SET EXERCISE :: Reproduce the listing that follows with no differences at all.

RECORDS FOR PROCESSING ::
* * * * * * * * *

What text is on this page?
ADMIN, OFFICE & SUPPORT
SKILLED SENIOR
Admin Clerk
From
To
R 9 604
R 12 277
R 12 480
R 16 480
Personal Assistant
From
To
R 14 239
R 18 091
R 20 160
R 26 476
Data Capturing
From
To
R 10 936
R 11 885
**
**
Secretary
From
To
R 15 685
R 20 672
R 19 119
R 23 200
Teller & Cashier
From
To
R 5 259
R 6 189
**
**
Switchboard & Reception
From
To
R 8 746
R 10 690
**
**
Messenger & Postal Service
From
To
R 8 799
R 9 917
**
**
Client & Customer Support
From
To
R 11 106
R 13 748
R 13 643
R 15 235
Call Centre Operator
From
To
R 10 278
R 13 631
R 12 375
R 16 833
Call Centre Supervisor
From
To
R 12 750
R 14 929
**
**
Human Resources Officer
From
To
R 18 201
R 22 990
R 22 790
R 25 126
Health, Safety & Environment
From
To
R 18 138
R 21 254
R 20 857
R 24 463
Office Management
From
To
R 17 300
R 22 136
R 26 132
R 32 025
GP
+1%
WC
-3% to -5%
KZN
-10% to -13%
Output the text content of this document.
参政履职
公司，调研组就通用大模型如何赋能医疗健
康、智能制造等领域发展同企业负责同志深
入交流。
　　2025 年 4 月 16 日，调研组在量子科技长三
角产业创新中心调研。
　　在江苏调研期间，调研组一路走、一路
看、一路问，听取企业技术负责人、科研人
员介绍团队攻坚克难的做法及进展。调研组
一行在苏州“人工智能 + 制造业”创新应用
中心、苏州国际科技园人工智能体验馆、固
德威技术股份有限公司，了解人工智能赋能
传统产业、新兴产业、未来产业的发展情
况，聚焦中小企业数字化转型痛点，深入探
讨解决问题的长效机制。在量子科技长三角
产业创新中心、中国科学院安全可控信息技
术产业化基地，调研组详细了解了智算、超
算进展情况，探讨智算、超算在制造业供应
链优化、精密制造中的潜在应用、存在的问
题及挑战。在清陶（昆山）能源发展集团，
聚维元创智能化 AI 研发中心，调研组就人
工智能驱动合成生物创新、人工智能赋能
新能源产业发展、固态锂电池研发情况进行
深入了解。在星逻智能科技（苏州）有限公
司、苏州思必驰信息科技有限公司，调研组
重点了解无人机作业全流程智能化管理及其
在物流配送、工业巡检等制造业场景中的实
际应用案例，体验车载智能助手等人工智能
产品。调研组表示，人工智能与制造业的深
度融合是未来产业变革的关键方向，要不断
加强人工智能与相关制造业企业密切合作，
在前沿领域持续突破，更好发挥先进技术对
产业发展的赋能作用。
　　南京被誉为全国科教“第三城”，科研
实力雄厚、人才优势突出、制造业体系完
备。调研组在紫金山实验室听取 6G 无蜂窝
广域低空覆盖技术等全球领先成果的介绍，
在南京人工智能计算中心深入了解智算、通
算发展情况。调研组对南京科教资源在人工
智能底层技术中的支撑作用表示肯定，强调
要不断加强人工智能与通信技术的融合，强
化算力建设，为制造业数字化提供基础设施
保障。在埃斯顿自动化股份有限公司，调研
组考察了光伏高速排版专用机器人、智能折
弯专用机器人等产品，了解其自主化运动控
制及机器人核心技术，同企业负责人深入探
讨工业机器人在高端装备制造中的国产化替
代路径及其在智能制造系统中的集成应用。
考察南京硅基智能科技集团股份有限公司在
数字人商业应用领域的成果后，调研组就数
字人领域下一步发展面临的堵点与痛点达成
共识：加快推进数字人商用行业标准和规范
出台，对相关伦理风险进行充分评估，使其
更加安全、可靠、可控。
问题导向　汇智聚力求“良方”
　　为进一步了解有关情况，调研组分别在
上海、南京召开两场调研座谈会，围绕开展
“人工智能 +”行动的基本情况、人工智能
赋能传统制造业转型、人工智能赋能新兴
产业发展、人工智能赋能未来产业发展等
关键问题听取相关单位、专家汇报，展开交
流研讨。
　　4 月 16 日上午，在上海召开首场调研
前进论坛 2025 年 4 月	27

* * * * * * * * *

EXERCISE OUTPUT ::
What text is on this page?
ADMIN, OFFICE & SUPPORT
SKILLED SENIOR
Admin Clerk
From
To
R 9 604
R 12 277
R 12 480
R 16 480
Personal Assistant
From
To
R 14 239
R 18 091
R 20 160
R 26 476
Data Capturing
From
To
R 10 936
R 11 885
**
**
Secretary
From
To
R 15 685
R 20 672
R 19 119
R 23 200
Teller & Cashier
From
To
R 5 259
R 6 189
**
**
Switchboard & Reception
From
To
R 8 746
R 10 690
**
**
Messenger & Postal Service
From
To
R 8 799
R 9 917
**
**
Client & Customer Support
From
To
R 11 106
R 13 748
R 13 643
R 15 235
Call Centre Operator
From
To
R 10 278
R 13 631
R 12 375
R 16 833
Call Centre Supervisor
From
To
R 12 750
R 14 929
**
**
Human Resources Officer
From
To
R 18 201
R 22 990
R 22 790
R 25 126
Health, Safety & Environment
From
To
R 18 138
R 21 254
R 20 857
R 24 463
Office Management
From
To
R 17 300
R 22 136
R 26 132
R 32 025
GP
+1%
WC
-3% to -5%
KZN
-10% to -13%
Output the text content of this document.
参政履职
公司，调研组就通用大模型如何赋能医疗健
康、智能制造等领域发展同企业负责同志深
入交流。
　　2025 年 4 月 16 日，调研组在量子科技长三
角产业创新中心调研。
　　在江苏调研期间，调研组一路走、一路
看、一路问，听取企业技术负责人、科研人
员介绍团队攻坚克难的做法及进展。调研组
一行在苏州“人工智能 + 制造业”创新应用
中心、苏州国际科技园人工智能体验馆、固
德威技术股份有限公司，了解人工智能赋能
传统产业、新兴产业、未来产业的发展情
况，聚焦中小企业数字化转型痛点，深入探
讨解决问题的长效机制。在量子科技长三角
产业创新中心、中国科学院安全可控信息技
术产业化基地，调研组详细了解了智算、超
算进展情况，探讨智算、超算在制造业供应
链优化、精密制造中的潜在应用、存在的问
题及挑战。在清陶（昆山）能源发展集团，
聚维元创智能化 AI 研发中心，调研组就人
工智能驱动合成生物创新、人工智能赋能
新能源产业发展、固态锂电池研发情况进行
深入了解。在星逻智能科技（苏州）有限公
司、苏州思必驰信息科技有限公司，调研组
重点了解无人机作业全流程智能化管理及其
在物流配送、工业巡检等制造业场景中的实
际应用案例，体验车载智能助手等人工智能
产品。调研组表示，人工智能与制造业的深
度融合是未来产业变革的关键方向，要不断
加强人工智能与相关制造业企业密切合作，
在前沿领域持续突破，更好发挥先进技术对
产业发展的赋能作用。
　　南京被誉为全国科教“第三城”，科研
实力雄厚、人才优势突出、制造业体系完
备。调研组在紫金山实验室听取 6G 无蜂窝
广域低空覆盖技术等全球领先成果的介绍，
在南京人工智能计算中心深入了解智算、通
算发展情况。调研组对南京科教资源在人工
智能底层技术中的支撑作用表示肯定，强调
要不断加强人工智能与通信技术的融合，强
化算力建设，为制造业数字化提供基础设施
保障。在埃斯顿自动化股份有限公司，调研
组考察了光伏高速排版专用机器人、智能折
弯专用机器人等产品，了解其自主化运动控
制及机器人核心技术，同企业负责人深入探
讨工业机器人在高端装备制造中的国产化替
代路径及其在智能制造系统中的集成应用。
考察南京硅基智能科技集团股份有限公司在
数字人商业应用领域的成果后，调研组就数
字人领域下一步发展面临的堵点与痛点达成
共识：加快推进数字人商用行业标准和规范
出台，对相关伦理风险进行充分评估，使其
更加安全、可靠、可控。
问题导向　汇智聚力求“良方”
　　为进一步了解有关情况，调研组分别在
上海、南京召开两场调研座谈会，围绕开展
“人工智能 +”行动的基本情况、人工智能
赋能传统制造业转型、人工智能赋能新兴
产业发展、人工智能赋能未来产业发展等
关键问题听取相关单位、专家汇报，展开交
流研讨。
　　4 月 16 日上午，在上海召开首场调研
前进论坛 2025 年 4 月	27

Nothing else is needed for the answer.